══ Reading text
Jdg 16:20 She said, The Philistines are upon you, Samson! He awoke out of sleep and said, I will go out as before and shake myself to be free of them. But he didn’t know that Yahweh had departed from him-
See on Jud. 15:16. The way Samson was so deeply sleeping on Delilah's knees that he didn't feel them shave him, and then he went out and shook himself (this seems a fair translation)- all this could suggest he was drunk. There is no concrete evidence for this, but his love of vineyards would suggest he had a yearning for the forbidden fruit. And Sorek means the vine, and "Delilah" can be understood as 'vine woman'. He had broken the Nazarite vow by touching dead bodies, he obviously thought that having unshaven hair was only tokenistic and irrelevant to the real spirit of Nazariteship, and therefore he may have reasoned that alcohol was also another tokenism. Thus his reductionism destroyed him (almost). Perhaps it was brought about by a wilful misunderstanding of God's waiving of the Nazarite ban on touching dead bodies; for after all, God had made Samson a Nazarite, and then empowered him to go and kill Philistines in personal combat, thereby touching dead bodies. So God waived one principle for a more important one; and yet Samson abused this, taking the principle far further than God intended, to the point that he ended up justifying sin as righteousness.

 "He didn't know that Yahweh had left him" is the depth of spiritual tragedy. The Lord Jesus may have had this in mind when He spoke of how the rejected would not know what hour He would come upon them (Rev. 3:3). Samson went through the experience of rejection at the Lord's hands in advance of the actual judgment seat. He was set grinding in the prison- a figure which was later picked up as representative of the unbeliever generally (Is. 42:7; 61:1; 1 Pet. 3:19). He was as it were delivered to satan, that he might learn (1 Tim. 1:20); his own wickedness corrected him (Jer. 2:19). And this finally brought him to himself. His experience was a pattern for the apostate Israel whom he loved. Yahweh forsaking His people is associated with them cutting off their hair in Jer. 7:29- an evident allusion to Samson's shame. As the Philistines rejoiced over Samson and praised their god for their victory, so Babylon was to do years later, as Zedekiah like Samson had his eyes put out.
════
▶ **Aim**: According to the commentary on Samson, what does the name Sorek mean? The entries after this point have no connection to the commentary on Samson.
══ Data excerpts
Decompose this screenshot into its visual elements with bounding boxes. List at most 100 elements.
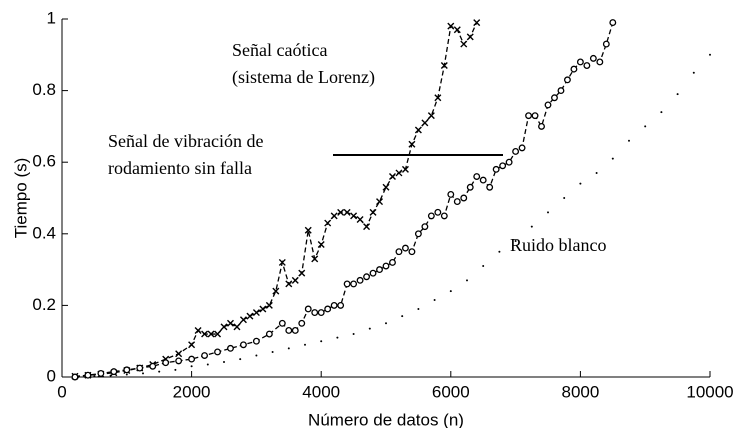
marker-x bbox=[343, 208, 351, 216]
y-axis-label: Tiempo (s) bbox=[11, 158, 30, 239]
marker-o bbox=[570, 65, 578, 73]
marker-x bbox=[220, 323, 228, 331]
marker-x bbox=[278, 258, 286, 266]
annotation: Ruido blanco bbox=[510, 235, 607, 255]
marker-o bbox=[239, 341, 247, 349]
marker-o bbox=[201, 352, 209, 359]
marker-x bbox=[259, 305, 267, 313]
x-tick-label: 6000 bbox=[432, 382, 470, 401]
marker-x bbox=[207, 330, 215, 338]
marker-o bbox=[563, 76, 571, 84]
x-axis-label: Número de datos (n) bbox=[308, 410, 464, 428]
marker-o bbox=[596, 58, 604, 66]
marker-dot bbox=[174, 368, 177, 371]
marker-o bbox=[434, 208, 442, 216]
y-tick-label: 1 bbox=[47, 8, 56, 27]
y-tick-label: 0.4 bbox=[32, 223, 56, 242]
marker-o bbox=[84, 371, 92, 379]
marker-dot bbox=[304, 343, 306, 346]
marker-o bbox=[486, 183, 494, 191]
marker-x bbox=[201, 330, 209, 338]
marker-dot bbox=[239, 358, 242, 361]
marker-o bbox=[97, 369, 105, 377]
marker-dot bbox=[271, 350, 274, 353]
marker-dot bbox=[368, 327, 371, 330]
marker-dot bbox=[142, 372, 144, 375]
marker-x bbox=[401, 165, 409, 173]
marker-dot bbox=[482, 265, 485, 268]
marker-o bbox=[356, 276, 364, 284]
marker-o bbox=[123, 366, 131, 374]
marker-o bbox=[576, 58, 584, 66]
marker-o bbox=[337, 301, 345, 309]
marker-o bbox=[440, 212, 448, 220]
marker-o bbox=[175, 357, 183, 365]
marker-o bbox=[162, 359, 170, 367]
marker-x bbox=[272, 287, 280, 295]
marker-x bbox=[337, 208, 345, 216]
marker-x bbox=[473, 19, 481, 27]
marker-x bbox=[395, 169, 403, 177]
marker-o bbox=[317, 309, 325, 317]
marker-o bbox=[298, 319, 306, 327]
marker-o bbox=[589, 54, 597, 62]
marker-dot bbox=[579, 182, 582, 185]
marker-dot bbox=[628, 139, 630, 142]
marker-dot bbox=[223, 360, 225, 363]
marker-dot bbox=[563, 197, 566, 199]
marker-dot bbox=[158, 370, 161, 373]
marker-o bbox=[330, 301, 338, 309]
marker-x bbox=[447, 22, 455, 30]
marker-o bbox=[518, 144, 526, 152]
marker-x bbox=[460, 40, 468, 48]
marker-x bbox=[427, 112, 435, 120]
marker-dot bbox=[77, 376, 80, 378]
marker-o bbox=[492, 165, 500, 173]
marker-o bbox=[311, 309, 319, 317]
marker-o bbox=[363, 273, 371, 281]
marker-dot bbox=[466, 279, 468, 282]
marker-dot bbox=[709, 53, 711, 56]
marker-x bbox=[440, 62, 448, 70]
marker-x bbox=[434, 94, 442, 102]
marker-o bbox=[401, 244, 409, 252]
x-tick-label: 4000 bbox=[302, 382, 340, 401]
marker-o bbox=[466, 183, 474, 191]
marker-o bbox=[265, 330, 273, 338]
marker-x bbox=[311, 255, 319, 263]
marker-dot bbox=[190, 365, 193, 368]
marker-dot bbox=[401, 315, 404, 318]
marker-x bbox=[330, 212, 338, 220]
marker-x bbox=[233, 323, 241, 331]
marker-o bbox=[499, 162, 507, 170]
marker-o bbox=[376, 266, 383, 274]
marker-x bbox=[363, 223, 371, 231]
marker-o bbox=[525, 112, 533, 120]
marker-o bbox=[285, 327, 293, 334]
marker-x bbox=[298, 269, 306, 277]
y-tick-label: 0.6 bbox=[32, 152, 56, 171]
marker-x bbox=[291, 276, 299, 284]
marker-o bbox=[382, 262, 390, 270]
y-tick-label: 0.8 bbox=[32, 80, 56, 99]
marker-o bbox=[538, 122, 545, 130]
x-tick-label: 2000 bbox=[173, 382, 211, 401]
marker-o bbox=[551, 94, 558, 102]
marker-o bbox=[531, 112, 539, 120]
marker-o bbox=[252, 337, 260, 345]
y-tick-label: 0.2 bbox=[32, 295, 56, 314]
marker-dot bbox=[255, 354, 258, 357]
marker-x bbox=[285, 280, 293, 288]
marker-o bbox=[602, 40, 610, 48]
marker-o bbox=[414, 230, 422, 238]
marker-o bbox=[304, 305, 312, 313]
marker-x bbox=[350, 212, 358, 220]
marker-o bbox=[214, 348, 221, 356]
marker-x bbox=[304, 226, 312, 234]
marker-o bbox=[343, 280, 351, 288]
marker-x bbox=[376, 198, 384, 206]
marker-dot bbox=[692, 71, 695, 74]
marker-dot bbox=[449, 290, 452, 293]
marker-dot bbox=[385, 322, 387, 325]
marker-x bbox=[175, 350, 183, 358]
════
▶ **Result for this task**: Sorek means the vine.